* [Written instruction] Using the listing below, report all lines holding the word "ylabel".

* [Data for this task]
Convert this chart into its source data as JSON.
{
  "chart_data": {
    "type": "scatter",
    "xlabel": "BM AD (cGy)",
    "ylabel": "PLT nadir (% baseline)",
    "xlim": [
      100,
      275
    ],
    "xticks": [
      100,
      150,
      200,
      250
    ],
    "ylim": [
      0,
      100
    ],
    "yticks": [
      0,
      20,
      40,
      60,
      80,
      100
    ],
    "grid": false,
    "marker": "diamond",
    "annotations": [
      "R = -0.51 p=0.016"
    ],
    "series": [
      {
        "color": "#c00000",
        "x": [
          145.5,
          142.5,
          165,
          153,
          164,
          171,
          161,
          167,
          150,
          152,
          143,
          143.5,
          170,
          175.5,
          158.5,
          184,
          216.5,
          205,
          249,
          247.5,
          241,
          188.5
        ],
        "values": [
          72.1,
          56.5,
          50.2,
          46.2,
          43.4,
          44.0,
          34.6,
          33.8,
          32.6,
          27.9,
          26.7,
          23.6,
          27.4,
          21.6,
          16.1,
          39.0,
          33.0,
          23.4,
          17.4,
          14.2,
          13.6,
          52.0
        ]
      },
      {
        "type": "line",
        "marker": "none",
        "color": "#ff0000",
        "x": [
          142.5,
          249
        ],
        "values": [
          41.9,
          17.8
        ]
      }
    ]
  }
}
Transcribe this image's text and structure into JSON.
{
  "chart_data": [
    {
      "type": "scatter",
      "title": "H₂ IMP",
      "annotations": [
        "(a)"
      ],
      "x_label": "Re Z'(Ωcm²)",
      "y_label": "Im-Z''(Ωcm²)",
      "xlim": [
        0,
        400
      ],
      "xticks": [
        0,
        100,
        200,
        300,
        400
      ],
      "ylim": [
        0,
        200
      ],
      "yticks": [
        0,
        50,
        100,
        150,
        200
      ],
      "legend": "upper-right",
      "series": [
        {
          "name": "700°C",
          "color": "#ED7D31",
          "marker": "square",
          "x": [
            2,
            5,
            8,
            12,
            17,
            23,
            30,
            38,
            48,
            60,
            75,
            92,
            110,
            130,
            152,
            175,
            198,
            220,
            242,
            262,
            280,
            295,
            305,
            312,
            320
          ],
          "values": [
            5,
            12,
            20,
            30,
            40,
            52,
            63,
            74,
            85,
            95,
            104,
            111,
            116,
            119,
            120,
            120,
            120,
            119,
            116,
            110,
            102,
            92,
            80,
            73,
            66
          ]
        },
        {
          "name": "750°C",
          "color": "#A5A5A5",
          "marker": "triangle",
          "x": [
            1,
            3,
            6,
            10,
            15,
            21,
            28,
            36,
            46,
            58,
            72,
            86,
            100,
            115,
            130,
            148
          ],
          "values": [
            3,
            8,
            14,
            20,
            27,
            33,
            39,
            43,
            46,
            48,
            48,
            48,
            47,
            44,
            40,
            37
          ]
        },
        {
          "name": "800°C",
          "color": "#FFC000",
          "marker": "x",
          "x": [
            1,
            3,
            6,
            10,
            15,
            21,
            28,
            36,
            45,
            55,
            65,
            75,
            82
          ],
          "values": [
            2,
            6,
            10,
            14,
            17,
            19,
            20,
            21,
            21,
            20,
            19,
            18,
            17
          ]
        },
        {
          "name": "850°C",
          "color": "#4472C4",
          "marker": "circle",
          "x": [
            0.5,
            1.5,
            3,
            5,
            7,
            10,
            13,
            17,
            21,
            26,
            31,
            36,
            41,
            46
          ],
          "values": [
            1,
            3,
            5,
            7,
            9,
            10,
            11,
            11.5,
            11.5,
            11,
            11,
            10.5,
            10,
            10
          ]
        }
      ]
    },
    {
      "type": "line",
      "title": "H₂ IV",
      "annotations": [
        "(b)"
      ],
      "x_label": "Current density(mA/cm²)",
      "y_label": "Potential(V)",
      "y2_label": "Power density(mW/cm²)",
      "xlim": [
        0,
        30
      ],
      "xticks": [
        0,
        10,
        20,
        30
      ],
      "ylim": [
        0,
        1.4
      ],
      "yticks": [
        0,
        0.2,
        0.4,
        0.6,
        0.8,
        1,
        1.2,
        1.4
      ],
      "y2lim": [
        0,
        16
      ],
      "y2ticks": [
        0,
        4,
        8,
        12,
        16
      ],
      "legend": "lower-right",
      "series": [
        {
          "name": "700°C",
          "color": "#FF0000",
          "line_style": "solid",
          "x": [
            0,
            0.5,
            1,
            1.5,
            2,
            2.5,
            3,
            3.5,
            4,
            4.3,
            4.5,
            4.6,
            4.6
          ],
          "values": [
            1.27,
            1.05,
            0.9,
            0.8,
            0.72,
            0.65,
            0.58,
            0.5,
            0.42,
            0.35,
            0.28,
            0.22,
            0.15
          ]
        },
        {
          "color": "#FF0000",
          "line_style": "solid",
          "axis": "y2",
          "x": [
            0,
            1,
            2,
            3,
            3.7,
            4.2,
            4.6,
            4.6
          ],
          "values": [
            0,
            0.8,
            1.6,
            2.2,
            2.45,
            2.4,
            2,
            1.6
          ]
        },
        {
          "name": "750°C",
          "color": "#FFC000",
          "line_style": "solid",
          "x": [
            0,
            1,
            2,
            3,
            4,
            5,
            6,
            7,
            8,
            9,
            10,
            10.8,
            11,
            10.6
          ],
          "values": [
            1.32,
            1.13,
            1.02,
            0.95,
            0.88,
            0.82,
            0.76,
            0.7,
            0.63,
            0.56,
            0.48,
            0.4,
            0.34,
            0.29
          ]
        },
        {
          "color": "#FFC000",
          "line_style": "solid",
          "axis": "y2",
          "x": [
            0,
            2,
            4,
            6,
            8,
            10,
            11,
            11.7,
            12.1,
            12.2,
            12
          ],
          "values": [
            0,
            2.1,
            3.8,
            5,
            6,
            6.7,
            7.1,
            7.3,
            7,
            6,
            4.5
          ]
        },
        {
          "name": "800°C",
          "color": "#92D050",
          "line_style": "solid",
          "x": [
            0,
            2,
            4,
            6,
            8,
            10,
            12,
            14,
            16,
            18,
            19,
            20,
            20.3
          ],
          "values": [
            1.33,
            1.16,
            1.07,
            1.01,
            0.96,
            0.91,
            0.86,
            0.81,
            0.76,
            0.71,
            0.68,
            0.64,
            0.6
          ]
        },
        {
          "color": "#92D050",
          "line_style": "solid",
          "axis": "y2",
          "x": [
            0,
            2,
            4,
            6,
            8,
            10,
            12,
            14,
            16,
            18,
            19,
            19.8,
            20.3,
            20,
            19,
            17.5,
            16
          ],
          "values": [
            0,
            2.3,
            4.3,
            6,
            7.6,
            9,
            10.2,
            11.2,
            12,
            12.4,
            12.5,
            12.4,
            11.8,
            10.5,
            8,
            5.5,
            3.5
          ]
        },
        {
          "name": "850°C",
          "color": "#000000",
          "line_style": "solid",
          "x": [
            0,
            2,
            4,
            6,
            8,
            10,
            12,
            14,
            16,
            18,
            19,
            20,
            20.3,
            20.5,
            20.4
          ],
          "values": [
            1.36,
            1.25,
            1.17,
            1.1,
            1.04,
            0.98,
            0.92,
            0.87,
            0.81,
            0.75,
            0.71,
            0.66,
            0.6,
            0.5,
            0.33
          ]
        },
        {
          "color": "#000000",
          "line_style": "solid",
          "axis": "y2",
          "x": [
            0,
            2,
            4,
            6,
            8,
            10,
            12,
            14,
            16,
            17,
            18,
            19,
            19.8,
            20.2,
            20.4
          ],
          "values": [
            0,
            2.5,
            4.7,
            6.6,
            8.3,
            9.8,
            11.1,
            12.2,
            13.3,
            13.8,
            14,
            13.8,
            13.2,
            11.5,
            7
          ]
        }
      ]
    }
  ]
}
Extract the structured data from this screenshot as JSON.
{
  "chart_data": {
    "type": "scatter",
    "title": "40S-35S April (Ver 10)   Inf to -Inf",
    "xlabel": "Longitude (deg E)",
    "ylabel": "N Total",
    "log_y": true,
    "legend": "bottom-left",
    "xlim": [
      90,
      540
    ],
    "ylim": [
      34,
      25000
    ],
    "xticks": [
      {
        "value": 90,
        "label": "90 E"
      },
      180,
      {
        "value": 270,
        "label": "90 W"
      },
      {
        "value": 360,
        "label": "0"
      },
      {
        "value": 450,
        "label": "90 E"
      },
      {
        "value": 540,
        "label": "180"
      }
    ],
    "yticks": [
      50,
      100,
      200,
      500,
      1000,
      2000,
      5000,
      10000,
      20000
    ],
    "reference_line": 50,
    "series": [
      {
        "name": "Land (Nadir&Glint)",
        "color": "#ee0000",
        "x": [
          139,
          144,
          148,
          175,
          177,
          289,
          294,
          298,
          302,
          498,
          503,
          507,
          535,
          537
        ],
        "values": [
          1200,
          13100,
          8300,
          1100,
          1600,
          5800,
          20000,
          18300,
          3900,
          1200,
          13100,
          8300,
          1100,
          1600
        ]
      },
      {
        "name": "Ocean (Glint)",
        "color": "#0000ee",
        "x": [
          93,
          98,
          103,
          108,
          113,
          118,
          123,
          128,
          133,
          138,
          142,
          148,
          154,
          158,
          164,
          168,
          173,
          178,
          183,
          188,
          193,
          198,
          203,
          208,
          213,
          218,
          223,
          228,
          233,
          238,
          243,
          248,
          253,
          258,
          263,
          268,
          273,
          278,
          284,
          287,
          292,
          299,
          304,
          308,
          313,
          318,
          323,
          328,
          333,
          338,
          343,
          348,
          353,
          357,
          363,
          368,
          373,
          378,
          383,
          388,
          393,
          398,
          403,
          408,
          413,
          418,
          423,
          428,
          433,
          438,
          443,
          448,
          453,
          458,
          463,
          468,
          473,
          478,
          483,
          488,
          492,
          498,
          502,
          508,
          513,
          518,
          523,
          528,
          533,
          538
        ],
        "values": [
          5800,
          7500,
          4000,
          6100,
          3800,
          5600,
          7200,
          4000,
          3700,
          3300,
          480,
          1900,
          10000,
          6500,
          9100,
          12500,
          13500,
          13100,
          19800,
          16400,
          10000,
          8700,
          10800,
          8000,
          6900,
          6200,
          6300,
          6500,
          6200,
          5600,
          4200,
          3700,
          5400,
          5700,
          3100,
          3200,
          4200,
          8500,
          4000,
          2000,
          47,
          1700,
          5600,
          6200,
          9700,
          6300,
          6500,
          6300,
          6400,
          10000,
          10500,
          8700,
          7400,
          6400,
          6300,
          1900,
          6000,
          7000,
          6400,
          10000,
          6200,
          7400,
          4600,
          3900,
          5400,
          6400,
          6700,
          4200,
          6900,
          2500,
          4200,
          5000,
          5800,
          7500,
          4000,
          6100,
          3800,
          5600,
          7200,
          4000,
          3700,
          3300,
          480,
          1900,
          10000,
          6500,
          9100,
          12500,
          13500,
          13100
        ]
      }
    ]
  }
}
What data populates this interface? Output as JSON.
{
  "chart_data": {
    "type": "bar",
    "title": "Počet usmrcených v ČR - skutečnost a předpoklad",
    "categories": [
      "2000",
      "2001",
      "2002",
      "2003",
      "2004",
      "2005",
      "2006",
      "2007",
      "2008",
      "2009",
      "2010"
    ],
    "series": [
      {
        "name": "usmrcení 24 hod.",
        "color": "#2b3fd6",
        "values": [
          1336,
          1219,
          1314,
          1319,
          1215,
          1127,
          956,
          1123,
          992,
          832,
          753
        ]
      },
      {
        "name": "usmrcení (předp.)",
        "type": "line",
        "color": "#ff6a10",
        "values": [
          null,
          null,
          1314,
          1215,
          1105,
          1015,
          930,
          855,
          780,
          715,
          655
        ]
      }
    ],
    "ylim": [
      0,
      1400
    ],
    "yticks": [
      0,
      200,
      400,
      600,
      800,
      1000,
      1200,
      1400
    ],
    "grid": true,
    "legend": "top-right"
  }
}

* [Completed exercise]
    "ylabel": "PLT nadir (% baseline)",
    "ylabel": "N Total",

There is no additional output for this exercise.